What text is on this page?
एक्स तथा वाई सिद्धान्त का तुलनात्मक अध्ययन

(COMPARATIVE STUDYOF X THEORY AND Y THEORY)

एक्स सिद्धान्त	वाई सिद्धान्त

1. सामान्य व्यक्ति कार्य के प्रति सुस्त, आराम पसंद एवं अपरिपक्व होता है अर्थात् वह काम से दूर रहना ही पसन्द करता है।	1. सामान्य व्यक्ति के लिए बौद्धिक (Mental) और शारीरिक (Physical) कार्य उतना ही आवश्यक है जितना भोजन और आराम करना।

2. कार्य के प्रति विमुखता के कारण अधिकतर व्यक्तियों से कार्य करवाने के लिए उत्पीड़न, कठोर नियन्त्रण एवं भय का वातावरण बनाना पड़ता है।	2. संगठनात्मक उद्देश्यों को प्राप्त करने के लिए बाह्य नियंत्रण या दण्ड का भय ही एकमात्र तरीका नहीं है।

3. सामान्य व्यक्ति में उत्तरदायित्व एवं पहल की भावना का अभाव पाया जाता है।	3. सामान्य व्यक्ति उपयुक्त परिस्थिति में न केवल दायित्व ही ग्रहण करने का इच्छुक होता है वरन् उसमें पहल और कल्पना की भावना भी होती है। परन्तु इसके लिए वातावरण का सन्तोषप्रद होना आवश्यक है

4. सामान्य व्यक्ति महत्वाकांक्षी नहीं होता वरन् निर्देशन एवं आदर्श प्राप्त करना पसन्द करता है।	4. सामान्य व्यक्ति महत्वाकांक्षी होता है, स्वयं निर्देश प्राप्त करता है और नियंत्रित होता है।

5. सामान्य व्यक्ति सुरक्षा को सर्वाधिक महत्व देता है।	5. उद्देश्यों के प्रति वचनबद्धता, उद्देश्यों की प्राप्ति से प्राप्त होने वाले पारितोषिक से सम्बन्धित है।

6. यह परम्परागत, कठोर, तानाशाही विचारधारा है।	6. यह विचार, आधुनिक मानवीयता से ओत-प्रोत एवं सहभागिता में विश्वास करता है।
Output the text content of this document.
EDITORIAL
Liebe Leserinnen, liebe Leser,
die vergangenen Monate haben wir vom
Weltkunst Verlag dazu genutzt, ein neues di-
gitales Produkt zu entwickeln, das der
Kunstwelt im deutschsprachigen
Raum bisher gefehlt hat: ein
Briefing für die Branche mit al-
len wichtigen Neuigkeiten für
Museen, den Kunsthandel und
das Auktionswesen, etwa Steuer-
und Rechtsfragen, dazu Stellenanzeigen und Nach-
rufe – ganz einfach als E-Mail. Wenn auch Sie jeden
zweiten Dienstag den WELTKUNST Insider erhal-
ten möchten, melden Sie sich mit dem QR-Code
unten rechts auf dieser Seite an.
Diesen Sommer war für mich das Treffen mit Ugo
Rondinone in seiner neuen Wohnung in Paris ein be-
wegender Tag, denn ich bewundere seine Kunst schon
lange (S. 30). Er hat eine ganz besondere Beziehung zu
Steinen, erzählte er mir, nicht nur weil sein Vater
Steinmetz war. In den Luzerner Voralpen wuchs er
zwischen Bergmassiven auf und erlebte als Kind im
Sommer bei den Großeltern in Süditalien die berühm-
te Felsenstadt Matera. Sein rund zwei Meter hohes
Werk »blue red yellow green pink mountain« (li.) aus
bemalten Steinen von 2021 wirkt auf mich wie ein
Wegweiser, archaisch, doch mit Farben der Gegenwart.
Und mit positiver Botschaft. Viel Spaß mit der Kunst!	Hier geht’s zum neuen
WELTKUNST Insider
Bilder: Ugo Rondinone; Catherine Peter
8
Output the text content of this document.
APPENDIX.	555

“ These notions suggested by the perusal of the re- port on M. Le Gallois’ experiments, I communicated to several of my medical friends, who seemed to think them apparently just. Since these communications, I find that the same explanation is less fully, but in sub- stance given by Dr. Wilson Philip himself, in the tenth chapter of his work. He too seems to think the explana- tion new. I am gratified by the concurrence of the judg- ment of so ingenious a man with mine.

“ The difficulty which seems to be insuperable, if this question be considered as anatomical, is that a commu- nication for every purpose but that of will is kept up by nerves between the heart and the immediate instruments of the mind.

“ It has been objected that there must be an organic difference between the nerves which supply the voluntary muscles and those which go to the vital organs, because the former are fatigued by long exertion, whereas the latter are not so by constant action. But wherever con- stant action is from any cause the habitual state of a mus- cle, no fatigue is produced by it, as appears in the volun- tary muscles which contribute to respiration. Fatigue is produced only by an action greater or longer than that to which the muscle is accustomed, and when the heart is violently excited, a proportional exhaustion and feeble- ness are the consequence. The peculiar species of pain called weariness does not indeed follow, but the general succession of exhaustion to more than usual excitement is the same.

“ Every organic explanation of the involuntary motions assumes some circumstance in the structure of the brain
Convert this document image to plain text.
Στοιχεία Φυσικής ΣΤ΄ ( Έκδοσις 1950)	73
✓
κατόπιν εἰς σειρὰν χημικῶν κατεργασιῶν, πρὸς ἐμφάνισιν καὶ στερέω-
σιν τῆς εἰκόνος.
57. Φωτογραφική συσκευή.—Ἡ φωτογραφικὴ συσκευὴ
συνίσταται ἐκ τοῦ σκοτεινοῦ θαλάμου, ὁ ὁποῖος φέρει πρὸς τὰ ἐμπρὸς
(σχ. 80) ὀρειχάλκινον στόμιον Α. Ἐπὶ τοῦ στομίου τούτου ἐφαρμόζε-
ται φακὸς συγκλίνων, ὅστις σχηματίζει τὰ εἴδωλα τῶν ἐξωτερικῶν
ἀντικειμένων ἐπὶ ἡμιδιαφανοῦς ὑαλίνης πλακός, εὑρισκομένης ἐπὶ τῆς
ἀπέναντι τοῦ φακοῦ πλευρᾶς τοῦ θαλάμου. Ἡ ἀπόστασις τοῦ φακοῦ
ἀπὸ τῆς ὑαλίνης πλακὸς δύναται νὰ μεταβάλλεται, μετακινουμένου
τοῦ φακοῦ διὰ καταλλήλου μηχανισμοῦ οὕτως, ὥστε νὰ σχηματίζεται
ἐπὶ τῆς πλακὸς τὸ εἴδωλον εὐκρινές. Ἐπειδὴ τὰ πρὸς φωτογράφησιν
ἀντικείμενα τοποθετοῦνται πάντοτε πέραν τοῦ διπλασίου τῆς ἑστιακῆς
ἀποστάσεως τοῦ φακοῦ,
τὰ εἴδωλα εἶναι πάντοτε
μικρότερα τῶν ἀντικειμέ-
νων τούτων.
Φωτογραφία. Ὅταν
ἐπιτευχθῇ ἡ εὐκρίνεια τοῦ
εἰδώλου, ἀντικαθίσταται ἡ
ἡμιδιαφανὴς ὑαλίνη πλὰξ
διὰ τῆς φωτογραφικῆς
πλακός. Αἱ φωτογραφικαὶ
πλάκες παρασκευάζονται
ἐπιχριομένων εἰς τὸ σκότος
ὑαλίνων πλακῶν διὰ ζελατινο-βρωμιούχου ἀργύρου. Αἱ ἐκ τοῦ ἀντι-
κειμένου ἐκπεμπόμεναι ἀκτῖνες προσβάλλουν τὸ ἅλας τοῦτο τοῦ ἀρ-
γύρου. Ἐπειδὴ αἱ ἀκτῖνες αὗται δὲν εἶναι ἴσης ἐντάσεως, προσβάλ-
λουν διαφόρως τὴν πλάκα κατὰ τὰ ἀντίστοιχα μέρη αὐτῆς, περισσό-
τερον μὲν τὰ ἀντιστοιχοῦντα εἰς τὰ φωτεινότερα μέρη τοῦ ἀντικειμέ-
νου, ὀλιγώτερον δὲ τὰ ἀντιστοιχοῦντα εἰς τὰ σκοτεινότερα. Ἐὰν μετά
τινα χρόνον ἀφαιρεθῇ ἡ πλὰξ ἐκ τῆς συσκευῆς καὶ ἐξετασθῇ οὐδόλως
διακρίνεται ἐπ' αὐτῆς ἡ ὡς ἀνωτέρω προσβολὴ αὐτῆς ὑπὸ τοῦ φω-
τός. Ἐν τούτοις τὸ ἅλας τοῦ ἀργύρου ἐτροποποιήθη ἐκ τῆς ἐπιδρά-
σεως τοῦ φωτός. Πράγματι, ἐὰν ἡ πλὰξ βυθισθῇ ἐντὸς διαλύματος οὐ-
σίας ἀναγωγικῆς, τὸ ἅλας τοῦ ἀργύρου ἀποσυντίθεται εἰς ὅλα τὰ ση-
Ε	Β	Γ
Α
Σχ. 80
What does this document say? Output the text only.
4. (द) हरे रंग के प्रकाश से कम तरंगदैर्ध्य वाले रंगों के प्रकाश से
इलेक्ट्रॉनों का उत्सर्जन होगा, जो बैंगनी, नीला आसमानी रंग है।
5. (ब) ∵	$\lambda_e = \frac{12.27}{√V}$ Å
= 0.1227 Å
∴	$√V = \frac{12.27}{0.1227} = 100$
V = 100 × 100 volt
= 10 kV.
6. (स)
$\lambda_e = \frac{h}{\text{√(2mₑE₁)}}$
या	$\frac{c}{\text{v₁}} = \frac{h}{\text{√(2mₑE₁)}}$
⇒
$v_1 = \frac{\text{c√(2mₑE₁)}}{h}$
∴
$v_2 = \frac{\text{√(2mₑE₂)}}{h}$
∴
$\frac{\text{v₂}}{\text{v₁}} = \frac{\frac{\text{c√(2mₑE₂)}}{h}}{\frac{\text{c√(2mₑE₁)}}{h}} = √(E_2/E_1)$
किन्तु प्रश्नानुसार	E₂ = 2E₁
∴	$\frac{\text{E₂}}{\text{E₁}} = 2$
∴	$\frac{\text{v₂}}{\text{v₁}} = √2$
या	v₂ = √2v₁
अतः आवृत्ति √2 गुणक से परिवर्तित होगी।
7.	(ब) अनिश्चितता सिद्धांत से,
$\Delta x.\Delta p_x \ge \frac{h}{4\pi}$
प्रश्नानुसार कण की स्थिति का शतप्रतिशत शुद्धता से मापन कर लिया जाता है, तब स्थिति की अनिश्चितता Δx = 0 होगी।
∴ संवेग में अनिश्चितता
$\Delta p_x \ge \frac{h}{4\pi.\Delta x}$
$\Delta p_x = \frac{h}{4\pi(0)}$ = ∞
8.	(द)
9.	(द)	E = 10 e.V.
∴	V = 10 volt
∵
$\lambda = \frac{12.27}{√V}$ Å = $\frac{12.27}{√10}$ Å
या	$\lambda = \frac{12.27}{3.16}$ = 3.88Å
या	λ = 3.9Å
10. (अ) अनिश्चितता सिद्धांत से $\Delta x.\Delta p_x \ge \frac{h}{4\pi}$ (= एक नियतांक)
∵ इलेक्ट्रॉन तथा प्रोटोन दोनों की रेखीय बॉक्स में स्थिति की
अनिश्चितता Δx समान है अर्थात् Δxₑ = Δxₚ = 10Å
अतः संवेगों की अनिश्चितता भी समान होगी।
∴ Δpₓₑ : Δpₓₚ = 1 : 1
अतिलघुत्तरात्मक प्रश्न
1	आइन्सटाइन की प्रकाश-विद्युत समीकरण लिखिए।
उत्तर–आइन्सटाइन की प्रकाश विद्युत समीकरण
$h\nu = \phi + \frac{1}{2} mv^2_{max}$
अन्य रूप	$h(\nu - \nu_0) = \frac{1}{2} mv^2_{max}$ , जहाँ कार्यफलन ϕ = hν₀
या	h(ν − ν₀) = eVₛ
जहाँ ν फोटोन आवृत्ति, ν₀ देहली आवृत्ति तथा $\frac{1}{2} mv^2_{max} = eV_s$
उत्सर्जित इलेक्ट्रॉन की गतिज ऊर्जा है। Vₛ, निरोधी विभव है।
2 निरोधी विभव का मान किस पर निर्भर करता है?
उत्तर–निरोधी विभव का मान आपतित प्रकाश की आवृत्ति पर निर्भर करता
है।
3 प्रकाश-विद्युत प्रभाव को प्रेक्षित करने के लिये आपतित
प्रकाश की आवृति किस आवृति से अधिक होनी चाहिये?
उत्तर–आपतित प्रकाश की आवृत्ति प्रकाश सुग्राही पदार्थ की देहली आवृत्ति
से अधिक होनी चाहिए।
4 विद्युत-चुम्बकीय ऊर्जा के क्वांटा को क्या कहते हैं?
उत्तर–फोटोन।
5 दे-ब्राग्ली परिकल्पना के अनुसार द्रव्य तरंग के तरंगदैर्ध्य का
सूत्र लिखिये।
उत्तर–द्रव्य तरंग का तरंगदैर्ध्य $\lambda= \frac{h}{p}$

» Stated exercise
Using the listing above, say how many of its lines contain the string "πλακός", giving nothing but the figure.

» Answer for this exercise
2